**YOUR OBJECTIVE**
Write out all the material exactly. Leave nothing out.

**MATERIAL FOR THE TASK**
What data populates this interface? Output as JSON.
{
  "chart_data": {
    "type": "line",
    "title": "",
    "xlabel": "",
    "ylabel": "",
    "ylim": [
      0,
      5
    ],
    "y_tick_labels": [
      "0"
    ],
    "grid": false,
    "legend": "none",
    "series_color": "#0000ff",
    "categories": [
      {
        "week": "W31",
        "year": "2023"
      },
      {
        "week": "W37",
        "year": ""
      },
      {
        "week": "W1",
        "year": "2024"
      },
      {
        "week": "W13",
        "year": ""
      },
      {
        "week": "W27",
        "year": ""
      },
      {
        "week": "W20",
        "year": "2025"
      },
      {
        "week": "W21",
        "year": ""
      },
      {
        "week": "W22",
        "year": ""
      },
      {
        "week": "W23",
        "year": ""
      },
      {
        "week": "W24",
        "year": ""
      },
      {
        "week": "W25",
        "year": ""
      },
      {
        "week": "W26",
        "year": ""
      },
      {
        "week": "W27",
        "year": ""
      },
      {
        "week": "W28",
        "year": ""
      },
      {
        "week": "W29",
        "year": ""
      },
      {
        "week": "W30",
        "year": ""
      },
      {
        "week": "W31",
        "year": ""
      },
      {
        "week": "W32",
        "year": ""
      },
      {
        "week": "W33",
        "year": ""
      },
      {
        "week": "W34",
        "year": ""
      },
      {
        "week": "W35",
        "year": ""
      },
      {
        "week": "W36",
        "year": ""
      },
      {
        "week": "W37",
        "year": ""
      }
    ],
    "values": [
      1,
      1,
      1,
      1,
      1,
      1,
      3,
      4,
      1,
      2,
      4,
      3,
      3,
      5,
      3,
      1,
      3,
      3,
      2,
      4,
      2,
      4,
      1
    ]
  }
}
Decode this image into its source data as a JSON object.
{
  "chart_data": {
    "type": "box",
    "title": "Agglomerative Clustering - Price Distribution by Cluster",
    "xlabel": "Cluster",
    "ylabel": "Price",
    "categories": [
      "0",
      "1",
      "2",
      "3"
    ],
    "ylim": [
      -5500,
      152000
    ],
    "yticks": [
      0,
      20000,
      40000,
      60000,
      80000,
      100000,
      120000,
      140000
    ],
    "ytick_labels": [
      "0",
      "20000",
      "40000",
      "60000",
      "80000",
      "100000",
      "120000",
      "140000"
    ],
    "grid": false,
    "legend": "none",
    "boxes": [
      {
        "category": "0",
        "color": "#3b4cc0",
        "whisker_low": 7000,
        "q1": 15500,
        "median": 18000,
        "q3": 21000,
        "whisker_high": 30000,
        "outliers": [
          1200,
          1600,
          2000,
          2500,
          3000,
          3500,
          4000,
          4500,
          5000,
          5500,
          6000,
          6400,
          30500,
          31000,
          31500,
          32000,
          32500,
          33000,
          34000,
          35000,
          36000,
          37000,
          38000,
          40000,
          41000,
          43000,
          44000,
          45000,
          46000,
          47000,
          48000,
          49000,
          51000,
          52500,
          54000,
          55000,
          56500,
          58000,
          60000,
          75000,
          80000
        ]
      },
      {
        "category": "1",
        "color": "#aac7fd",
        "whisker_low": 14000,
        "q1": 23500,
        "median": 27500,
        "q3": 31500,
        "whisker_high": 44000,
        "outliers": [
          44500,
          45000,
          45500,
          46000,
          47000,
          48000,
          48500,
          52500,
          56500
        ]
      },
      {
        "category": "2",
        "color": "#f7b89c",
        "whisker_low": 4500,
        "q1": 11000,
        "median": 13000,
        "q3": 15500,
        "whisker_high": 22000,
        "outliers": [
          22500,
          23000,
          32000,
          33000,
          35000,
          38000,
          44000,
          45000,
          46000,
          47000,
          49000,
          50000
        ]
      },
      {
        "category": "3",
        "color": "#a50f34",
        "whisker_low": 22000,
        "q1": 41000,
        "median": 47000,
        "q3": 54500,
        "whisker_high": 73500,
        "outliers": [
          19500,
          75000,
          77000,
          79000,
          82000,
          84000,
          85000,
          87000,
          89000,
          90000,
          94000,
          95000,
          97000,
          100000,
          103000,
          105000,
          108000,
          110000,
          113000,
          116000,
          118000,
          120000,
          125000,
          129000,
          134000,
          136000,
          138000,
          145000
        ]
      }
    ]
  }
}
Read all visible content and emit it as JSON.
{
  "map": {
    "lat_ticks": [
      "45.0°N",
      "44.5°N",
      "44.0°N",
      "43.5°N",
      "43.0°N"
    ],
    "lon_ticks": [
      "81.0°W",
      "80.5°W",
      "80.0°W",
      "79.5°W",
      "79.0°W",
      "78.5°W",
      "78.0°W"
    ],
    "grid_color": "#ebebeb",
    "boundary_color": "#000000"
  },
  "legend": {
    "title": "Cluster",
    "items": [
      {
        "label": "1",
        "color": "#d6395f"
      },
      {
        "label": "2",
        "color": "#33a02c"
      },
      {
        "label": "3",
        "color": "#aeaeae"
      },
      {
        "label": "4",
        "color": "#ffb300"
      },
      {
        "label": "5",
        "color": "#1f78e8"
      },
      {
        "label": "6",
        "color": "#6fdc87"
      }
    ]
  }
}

**CORRECT RESULT**
What data populates this interface? Output as JSON.
{
  "chart_data": {
    "type": "line",
    "title": "",
    "xlabel": "",
    "ylabel": "",
    "ylim": [
      0,
      5
    ],
    "y_tick_labels": [
      "0"
    ],
    "grid": false,
    "legend": "none",
    "series_color": "#0000ff",
    "categories": [
      {
        "week": "W31",
        "year": "2023"
      },
      {
        "week": "W37",
        "year": ""
      },
      {
        "week": "W1",
        "year": "2024"
      },
      {
        "week": "W13",
        "year": ""
      },
      {
        "week": "W27",
        "year": ""
      },
      {
        "week": "W20",
        "year": "2025"
      },
      {
        "week": "W21",
        "year": ""
      },
      {
        "week": "W22",
        "year": ""
      },
      {
        "week": "W23",
        "year": ""
      },
      {
        "week": "W24",
        "year": ""
      },
      {
        "week": "W25",
        "year": ""
      },
      {
        "week": "W26",
        "year": ""
      },
      {
        "week": "W27",
        "year": ""
      },
      {
        "week": "W28",
        "year": ""
      },
      {
        "week": "W29",
        "year": ""
      },
      {
        "week": "W30",
        "year": ""
      },
      {
        "week": "W31",
        "year": ""
      },
      {
        "week": "W32",
        "year": ""
      },
      {
        "week": "W33",
        "year": ""
      },
      {
        "week": "W34",
        "year": ""
      },
      {
        "week": "W35",
        "year": ""
      },
      {
        "week": "W36",
        "year": ""
      },
      {
        "week": "W37",
        "year": ""
      }
    ],
    "values": [
      1,
      1,
      1,
      1,
      1,
      1,
      3,
      4,
      1,
      2,
      4,
      3,
      3,
      5,
      3,
      1,
      3,
      3,
      2,
      4,
      2,
      4,
      1
    ]
  }
}
Decode this image into its source data as a JSON object.
{
  "chart_data": {
    "type": "box",
    "title": "Agglomerative Clustering - Price Distribution by Cluster",
    "xlabel": "Cluster",
    "ylabel": "Price",
    "categories": [
      "0",
      "1",
      "2",
      "3"
    ],
    "ylim": [
      -5500,
      152000
    ],
    "yticks": [
      0,
      20000,
      40000,
      60000,
      80000,
      100000,
      120000,
      140000
    ],
    "ytick_labels": [
      "0",
      "20000",
      "40000",
      "60000",
      "80000",
      "100000",
      "120000",
      "140000"
    ],
    "grid": false,
    "legend": "none",
    "boxes": [
      {
        "category": "0",
        "color": "#3b4cc0",
        "whisker_low": 7000,
        "q1": 15500,
        "median": 18000,
        "q3": 21000,
        "whisker_high": 30000,
        "outliers": [
          1200,
          1600,
          2000,
          2500,
          3000,
          3500,
          4000,
          4500,
          5000,
          5500,
          6000,
          6400,
          30500,
          31000,
          31500,
          32000,
          32500,
          33000,
          34000,
          35000,
          36000,
          37000,
          38000,
          40000,
          41000,
          43000,
          44000,
          45000,
          46000,
          47000,
          48000,
          49000,
          51000,
          52500,
          54000,
          55000,
          56500,
          58000,
          60000,
          75000,
          80000
        ]
      },
      {
        "category": "1",
        "color": "#aac7fd",
        "whisker_low": 14000,
        "q1": 23500,
        "median": 27500,
        "q3": 31500,
        "whisker_high": 44000,
        "outliers": [
          44500,
          45000,
          45500,
          46000,
          47000,
          48000,
          48500,
          52500,
          56500
        ]
      },
      {
        "category": "2",
        "color": "#f7b89c",
        "whisker_low": 4500,
        "q1": 11000,
        "median": 13000,
        "q3": 15500,
        "whisker_high": 22000,
        "outliers": [
          22500,
          23000,
          32000,
          33000,
          35000,
          38000,
          44000,
          45000,
          46000,
          47000,
          49000,
          50000
        ]
      },
      {
        "category": "3",
        "color": "#a50f34",
        "whisker_low": 22000,
        "q1": 41000,
        "median": 47000,
        "q3": 54500,
        "whisker_high": 73500,
        "outliers": [
          19500,
          75000,
          77000,
          79000,
          82000,
          84000,
          85000,
          87000,
          89000,
          90000,
          94000,
          95000,
          97000,
          100000,
          103000,
          105000,
          108000,
          110000,
          113000,
          116000,
          118000,
          120000,
          125000,
          129000,
          134000,
          136000,
          138000,
          145000
        ]
      }
    ]
  }
}
Read all visible content and emit it as JSON.
{
  "map": {
    "lat_ticks": [
      "45.0°N",
      "44.5°N",
      "44.0°N",
      "43.5°N",
      "43.0°N"
    ],
    "lon_ticks": [
      "81.0°W",
      "80.5°W",
      "80.0°W",
      "79.5°W",
      "79.0°W",
      "78.5°W",
      "78.0°W"
    ],
    "grid_color": "#ebebeb",
    "boundary_color": "#000000"
  },
  "legend": {
    "title": "Cluster",
    "items": [
      {
        "label": "1",
        "color": "#d6395f"
      },
      {
        "label": "2",
        "color": "#33a02c"
      },
      {
        "label": "3",
        "color": "#aeaeae"
      },
      {
        "label": "4",
        "color": "#ffb300"
      },
      {
        "label": "5",
        "color": "#1f78e8"
      },
      {
        "label": "6",
        "color": "#6fdc87"
      }
    ]
  }
}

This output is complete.